STATED EXERCISE: Collect each line containing "JSON".

*** MATERIAL PROVIDED

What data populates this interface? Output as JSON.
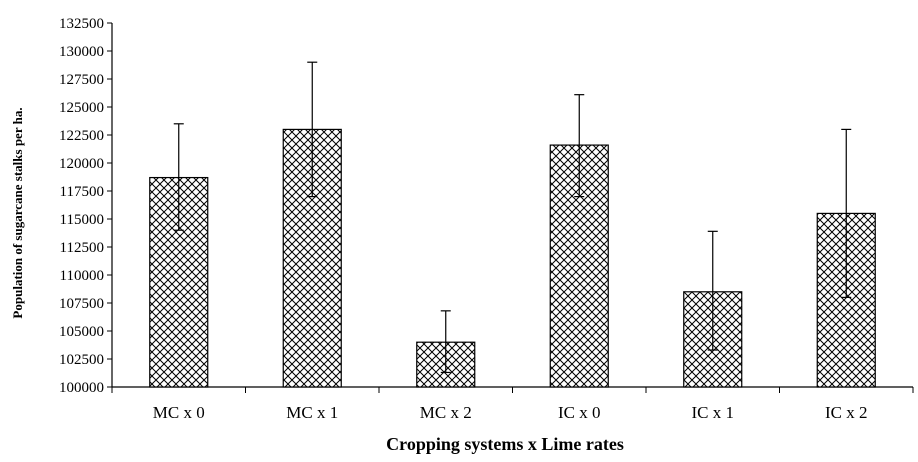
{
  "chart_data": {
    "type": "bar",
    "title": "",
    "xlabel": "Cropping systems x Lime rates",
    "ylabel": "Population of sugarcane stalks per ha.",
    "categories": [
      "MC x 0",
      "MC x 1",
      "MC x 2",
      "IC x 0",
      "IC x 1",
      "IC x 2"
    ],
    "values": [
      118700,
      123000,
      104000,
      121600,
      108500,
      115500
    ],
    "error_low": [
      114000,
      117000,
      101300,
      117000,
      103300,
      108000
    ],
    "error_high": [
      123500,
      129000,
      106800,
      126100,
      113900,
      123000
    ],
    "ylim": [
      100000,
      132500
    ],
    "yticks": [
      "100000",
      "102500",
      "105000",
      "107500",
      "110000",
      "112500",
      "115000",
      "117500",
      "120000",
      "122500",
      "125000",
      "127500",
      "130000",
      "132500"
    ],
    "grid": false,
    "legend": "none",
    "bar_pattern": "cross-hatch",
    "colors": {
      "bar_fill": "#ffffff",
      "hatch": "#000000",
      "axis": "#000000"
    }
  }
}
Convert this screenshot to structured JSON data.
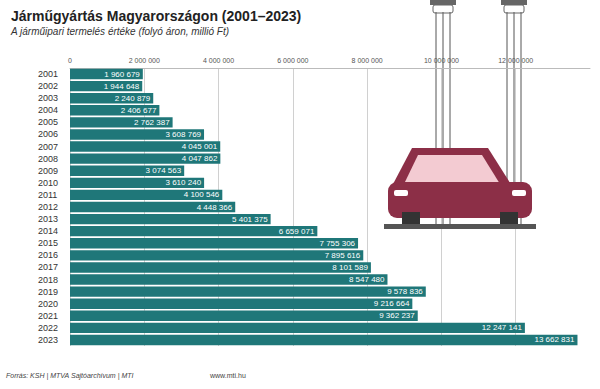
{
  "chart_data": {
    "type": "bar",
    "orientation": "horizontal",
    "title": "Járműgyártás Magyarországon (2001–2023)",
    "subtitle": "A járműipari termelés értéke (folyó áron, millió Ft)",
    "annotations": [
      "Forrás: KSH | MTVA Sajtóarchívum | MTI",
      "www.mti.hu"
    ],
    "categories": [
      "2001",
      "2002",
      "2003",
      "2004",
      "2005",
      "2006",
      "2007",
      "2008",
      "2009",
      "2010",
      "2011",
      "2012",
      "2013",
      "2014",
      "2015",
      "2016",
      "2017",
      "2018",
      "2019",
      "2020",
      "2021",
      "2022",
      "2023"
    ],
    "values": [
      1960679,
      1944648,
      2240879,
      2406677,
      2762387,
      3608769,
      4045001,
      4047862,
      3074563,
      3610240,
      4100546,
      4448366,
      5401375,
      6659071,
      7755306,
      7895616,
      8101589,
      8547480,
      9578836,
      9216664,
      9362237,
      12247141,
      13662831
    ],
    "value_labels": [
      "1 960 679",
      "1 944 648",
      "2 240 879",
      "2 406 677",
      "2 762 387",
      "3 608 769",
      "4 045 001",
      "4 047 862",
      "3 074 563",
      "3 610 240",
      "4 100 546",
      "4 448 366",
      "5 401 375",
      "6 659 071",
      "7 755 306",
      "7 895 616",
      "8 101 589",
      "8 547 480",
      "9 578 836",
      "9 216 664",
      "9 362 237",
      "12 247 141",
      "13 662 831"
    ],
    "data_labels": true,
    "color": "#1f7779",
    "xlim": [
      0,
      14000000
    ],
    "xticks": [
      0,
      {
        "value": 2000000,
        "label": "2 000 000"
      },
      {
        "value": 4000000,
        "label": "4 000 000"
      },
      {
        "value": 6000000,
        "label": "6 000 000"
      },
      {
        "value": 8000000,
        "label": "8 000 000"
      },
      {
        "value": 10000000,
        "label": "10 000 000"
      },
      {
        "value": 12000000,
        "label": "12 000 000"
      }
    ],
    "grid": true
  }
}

******
*** MATERIAL PROVIDED

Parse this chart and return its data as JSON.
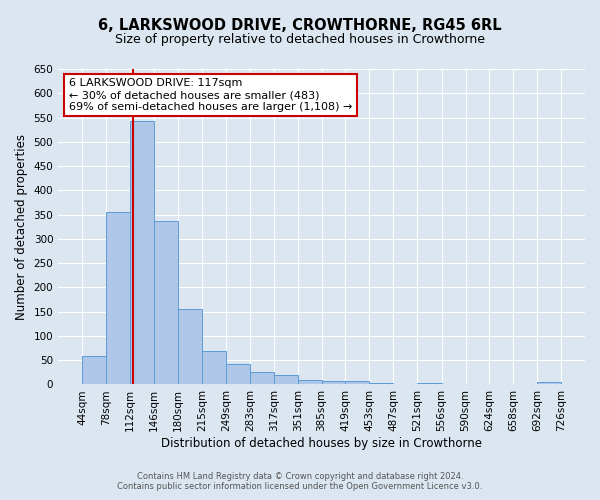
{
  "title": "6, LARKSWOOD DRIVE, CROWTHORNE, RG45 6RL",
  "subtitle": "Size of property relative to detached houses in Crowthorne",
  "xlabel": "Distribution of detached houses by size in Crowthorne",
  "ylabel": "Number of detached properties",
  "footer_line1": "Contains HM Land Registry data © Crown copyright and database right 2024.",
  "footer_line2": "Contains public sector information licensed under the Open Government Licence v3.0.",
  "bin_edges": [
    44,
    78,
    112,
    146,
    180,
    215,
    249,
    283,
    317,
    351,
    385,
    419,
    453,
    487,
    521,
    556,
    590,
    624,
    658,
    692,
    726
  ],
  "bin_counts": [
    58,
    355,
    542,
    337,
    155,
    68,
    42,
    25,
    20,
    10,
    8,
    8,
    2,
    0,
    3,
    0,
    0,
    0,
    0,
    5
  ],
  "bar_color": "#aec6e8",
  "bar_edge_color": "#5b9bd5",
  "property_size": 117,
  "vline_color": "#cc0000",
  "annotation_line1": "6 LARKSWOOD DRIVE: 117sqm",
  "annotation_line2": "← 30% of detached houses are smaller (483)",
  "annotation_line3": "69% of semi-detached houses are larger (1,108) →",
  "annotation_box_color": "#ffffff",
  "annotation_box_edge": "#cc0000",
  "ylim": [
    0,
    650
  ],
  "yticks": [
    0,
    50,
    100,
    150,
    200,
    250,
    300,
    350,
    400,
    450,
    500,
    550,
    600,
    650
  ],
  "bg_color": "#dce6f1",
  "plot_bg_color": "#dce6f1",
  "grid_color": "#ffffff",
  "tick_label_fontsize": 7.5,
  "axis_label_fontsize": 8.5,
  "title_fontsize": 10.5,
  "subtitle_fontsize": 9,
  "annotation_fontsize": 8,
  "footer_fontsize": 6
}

******

SOLUTION TO THIS EXERCISE:
What data populates this interface? Output as JSON.
Convert this screenshot to structured JSON data.
Parse this chart and return its data as JSON.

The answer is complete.